Data records:
==================================================
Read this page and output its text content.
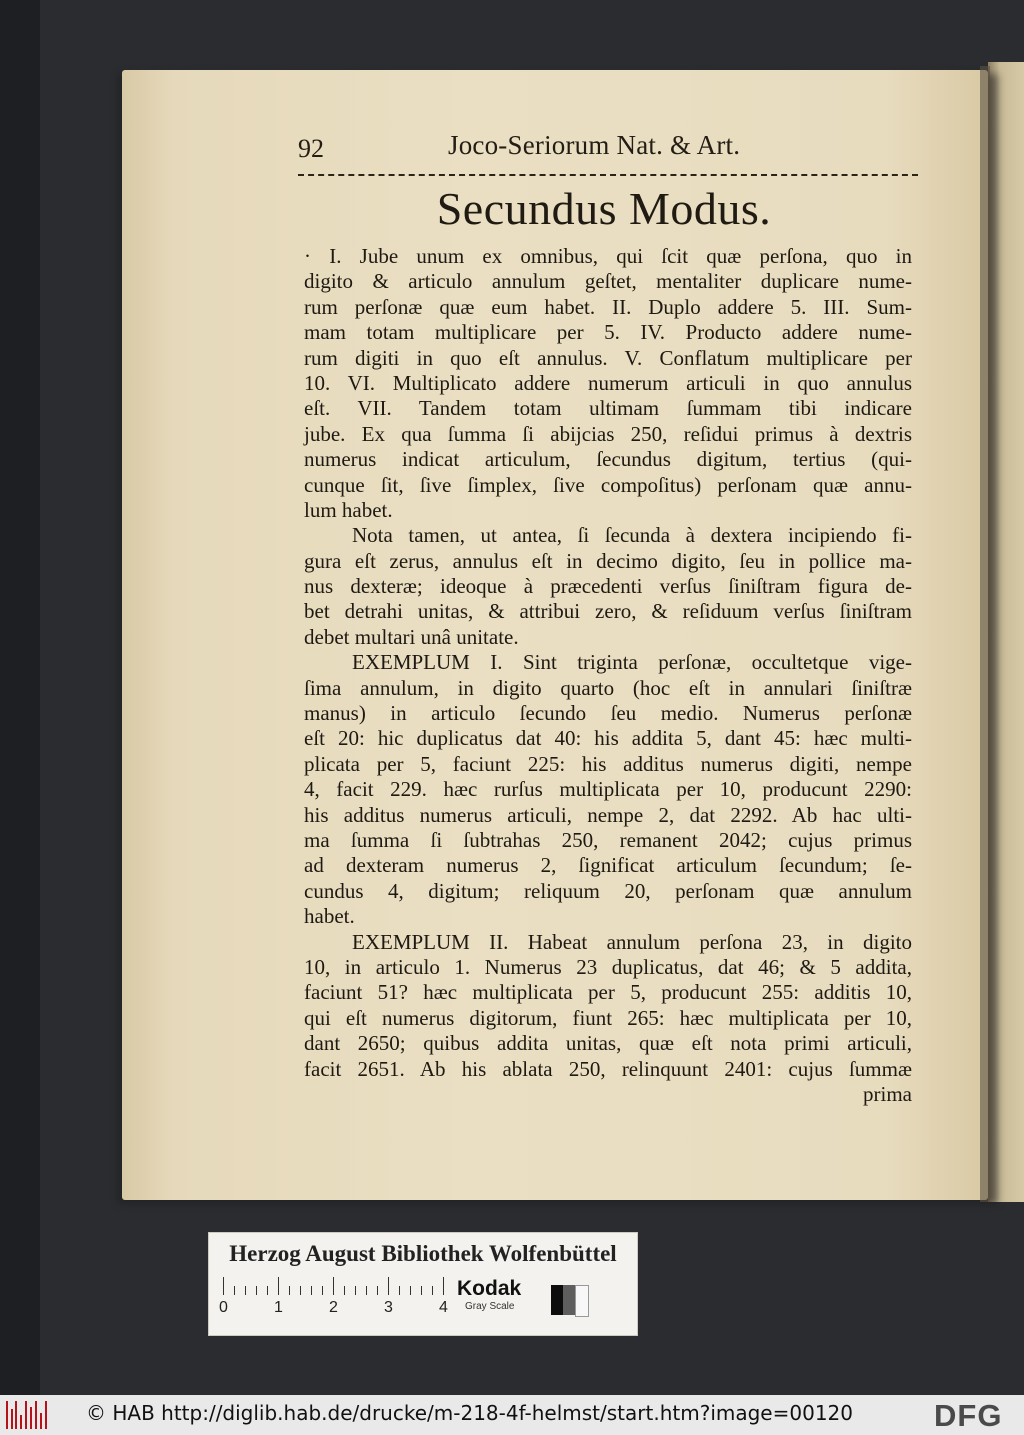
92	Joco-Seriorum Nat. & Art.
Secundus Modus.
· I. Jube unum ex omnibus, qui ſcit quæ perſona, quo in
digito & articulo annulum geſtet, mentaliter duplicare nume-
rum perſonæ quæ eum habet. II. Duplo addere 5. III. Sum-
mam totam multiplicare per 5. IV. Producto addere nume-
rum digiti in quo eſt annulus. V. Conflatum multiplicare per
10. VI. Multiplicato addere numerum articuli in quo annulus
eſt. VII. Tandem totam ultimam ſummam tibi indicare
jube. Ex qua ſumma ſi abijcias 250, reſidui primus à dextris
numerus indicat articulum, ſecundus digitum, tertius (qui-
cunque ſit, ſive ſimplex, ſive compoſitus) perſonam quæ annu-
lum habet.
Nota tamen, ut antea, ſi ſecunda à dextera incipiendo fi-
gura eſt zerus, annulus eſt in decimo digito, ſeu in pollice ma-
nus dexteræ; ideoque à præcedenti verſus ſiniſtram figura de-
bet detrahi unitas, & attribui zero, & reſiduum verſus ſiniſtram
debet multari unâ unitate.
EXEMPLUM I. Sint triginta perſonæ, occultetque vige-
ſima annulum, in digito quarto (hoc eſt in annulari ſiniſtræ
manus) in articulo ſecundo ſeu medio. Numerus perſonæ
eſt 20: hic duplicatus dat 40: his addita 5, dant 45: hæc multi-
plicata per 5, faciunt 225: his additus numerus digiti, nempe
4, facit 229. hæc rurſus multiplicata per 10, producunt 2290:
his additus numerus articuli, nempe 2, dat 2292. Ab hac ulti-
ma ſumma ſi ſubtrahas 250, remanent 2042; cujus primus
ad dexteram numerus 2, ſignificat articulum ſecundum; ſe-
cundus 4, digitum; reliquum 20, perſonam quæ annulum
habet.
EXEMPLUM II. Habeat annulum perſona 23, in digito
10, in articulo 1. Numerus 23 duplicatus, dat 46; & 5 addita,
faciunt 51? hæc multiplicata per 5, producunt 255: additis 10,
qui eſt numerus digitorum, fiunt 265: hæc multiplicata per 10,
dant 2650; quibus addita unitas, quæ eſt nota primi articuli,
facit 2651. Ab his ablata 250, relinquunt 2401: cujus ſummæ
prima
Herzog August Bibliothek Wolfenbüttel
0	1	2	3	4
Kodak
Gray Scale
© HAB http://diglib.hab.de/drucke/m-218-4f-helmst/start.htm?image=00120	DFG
==================================================
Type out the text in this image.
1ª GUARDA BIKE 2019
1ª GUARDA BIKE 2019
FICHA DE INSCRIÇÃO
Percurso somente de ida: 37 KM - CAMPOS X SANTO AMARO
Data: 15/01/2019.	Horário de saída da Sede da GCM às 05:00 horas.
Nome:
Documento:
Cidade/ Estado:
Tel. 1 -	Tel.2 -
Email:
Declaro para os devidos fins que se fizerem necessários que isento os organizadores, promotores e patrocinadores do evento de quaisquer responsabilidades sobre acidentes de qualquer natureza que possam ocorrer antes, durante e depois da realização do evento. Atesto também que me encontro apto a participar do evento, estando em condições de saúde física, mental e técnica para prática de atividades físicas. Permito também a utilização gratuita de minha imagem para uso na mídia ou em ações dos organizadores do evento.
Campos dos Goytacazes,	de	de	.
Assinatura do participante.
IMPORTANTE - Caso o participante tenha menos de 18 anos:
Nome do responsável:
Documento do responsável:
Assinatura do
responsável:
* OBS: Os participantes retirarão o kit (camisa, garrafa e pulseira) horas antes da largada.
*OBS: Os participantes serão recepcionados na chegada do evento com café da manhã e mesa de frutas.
==================================================
Work to do
Check each line of the records for the string "participantes" and state how many lines contain it. Give only the number.

Complete output
2